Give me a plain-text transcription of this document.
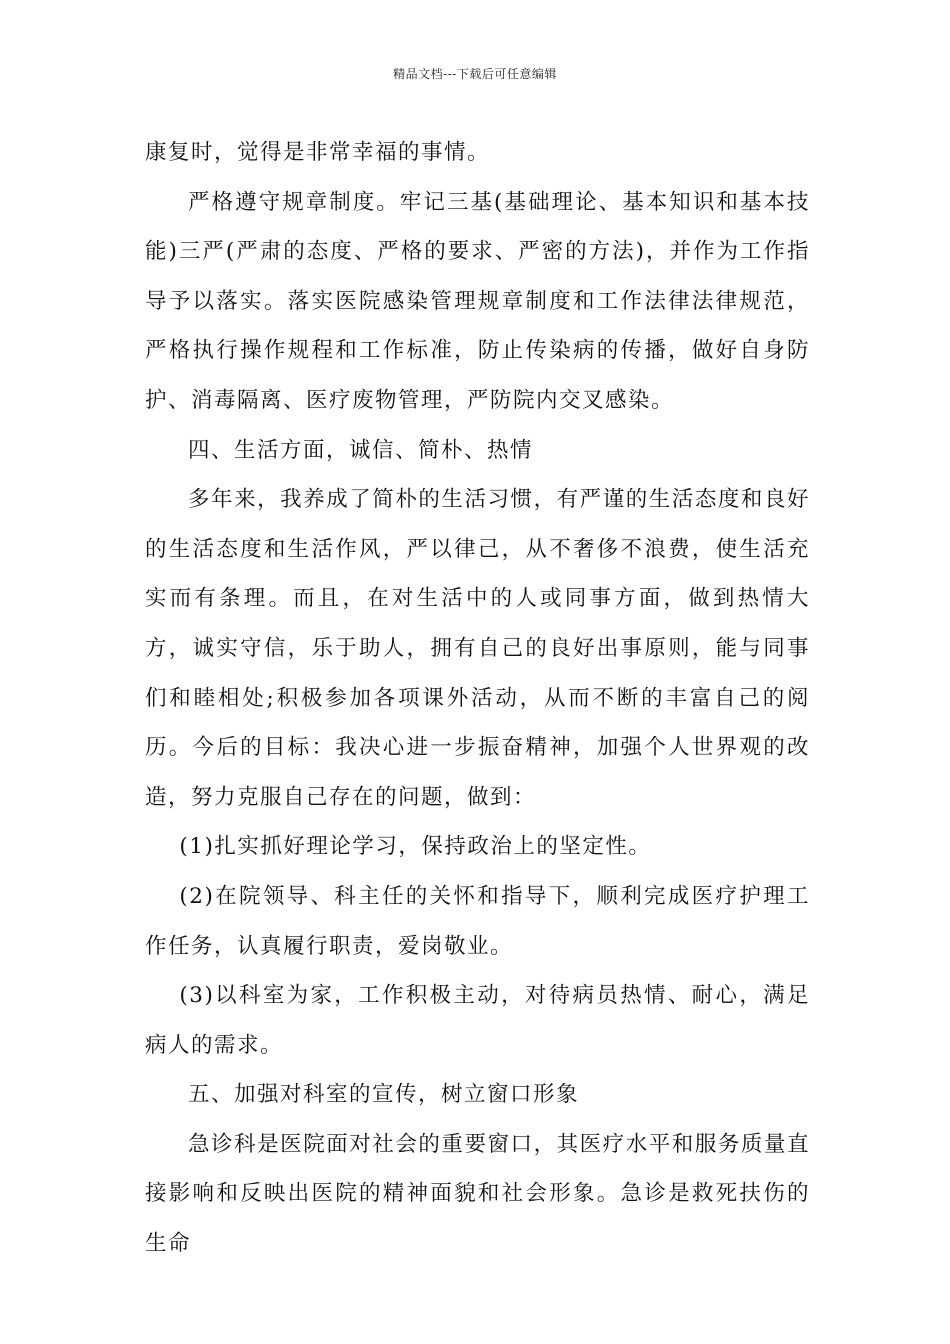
精品文档---下载后可任意编辑

康复时，觉得是非常幸福的事情。

严格遵守规章制度。牢记三基(基础理论、基本知识和基本技能)三严(严肃的态度、严格的要求、严密的方法)，并作为工作指导予以落实。落实医院感染管理规章制度和工作法律法律规范，严格执行操作规程和工作标准，防止传染病的传播，做好自身防护、消毒隔离、医疗废物管理，严防院内交叉感染。

四、生活方面，诚信、简朴、热情

多年来，我养成了简朴的生活习惯，有严谨的生活态度和良好的生活态度和生活作风，严以律己，从不奢侈不浪费，使生活充实而有条理。而且，在对生活中的人或同事方面，做到热情大方，诚实守信，乐于助人，拥有自己的良好出事原则，能与同事们和睦相处;积极参加各项课外活动，从而不断的丰富自己的阅历。今后的目标：我决心进一步振奋精神，加强个人世界观的改造，努力克服自己存在的问题，做到：

(1)扎实抓好理论学习，保持政治上的坚定性。

(2)在院领导、科主任的关怀和指导下，顺利完成医疗护理工作任务，认真履行职责，爱岗敬业。

(3)以科室为家，工作积极主动，对待病员热情、耐心，满足病人的需求。

五、加强对科室的宣传，树立窗口形象

急诊科是医院面对社会的重要窗口，其医疗水平和服务质量直接影响和反映出医院的精神面貌和社会形象。急诊是救死扶伤的生命
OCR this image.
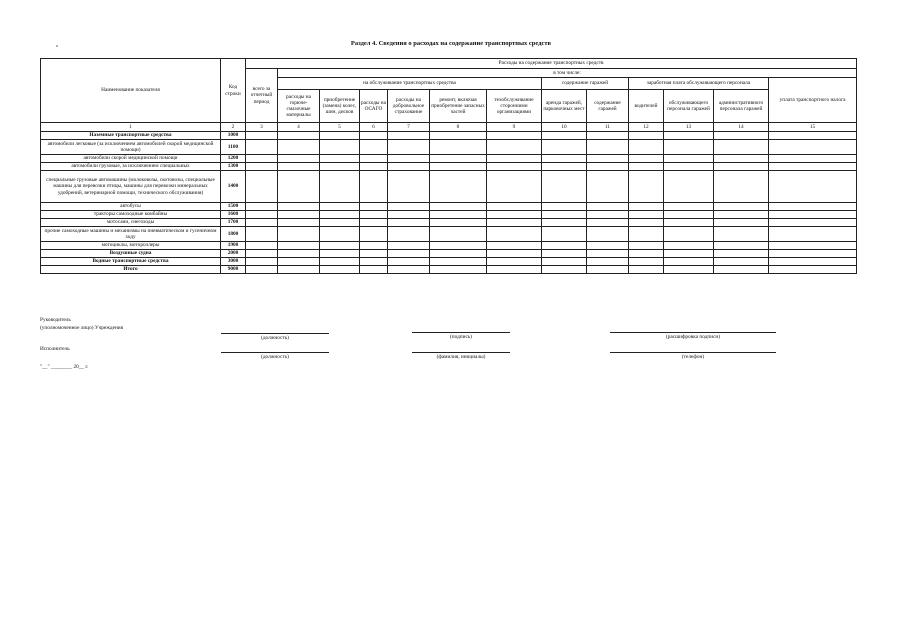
Раздел 4. Сведения о расходах на содержание транспортных средств
Наименование показателя	Код строки	Расходы на содержание транспортных средств												
		всего за отчетный период	в том числе:											
			на обслуживание транспортных средства						содержание гаражей		заработная плата обслуживающего персонала			уплата транспортного налога
			расходы на горюче-смазочные материалы	приобретение (замена) колес, шин, дисков	расходы на ОСАГО	расходы на добровольное страхование	ремонт, включая приобретение запасных частей	техобслуживание сторонними организациями	аренда гаражей, парковочных мест	содержание гаражей	водителей	обслуживающего персонала гаражей	административного персонала гаражей	
1	2	3	4	5	6	7	8	9	10	11	12	13	14	15
Наземные транспортные средства	1000													
автомобили легковые (за исключением автомобилей скорой медицинской помощи)	1100													
автомобили скорой медицинской помощи	1200													
автомобили грузовые, за исключением специальных	1300													
специальные грузовые автомашины (молоковозы, скотовозы, специальные машины для перевозки птицы, машины для перевозки минеральных удобрений, ветеринарной помощи, технического обслуживания)	1400													
автобусы	1500													
тракторы самоходные комбайны	1600													
мотосани, снегоходы	1700													
прочие самоходные машины и механизмы на пневматическом и гусеничном ходу	1800													
мотоциклы, мотороллеры	1900													
Воздушные судна	2000													
Водные транспортные средства	3000													
Итого	9000													
Руководитель
(уполномоченное лицо) Учреждения
(должность)	(подпись)	(расшифровка подписи)
Исполнитель
(должность)	(фамилия, инициалы)	(телефон)
"__" ________ 20__ г.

::::

Request:
What is the number of lines above that contain "средства"? Answer with that number only.

Full solution:
3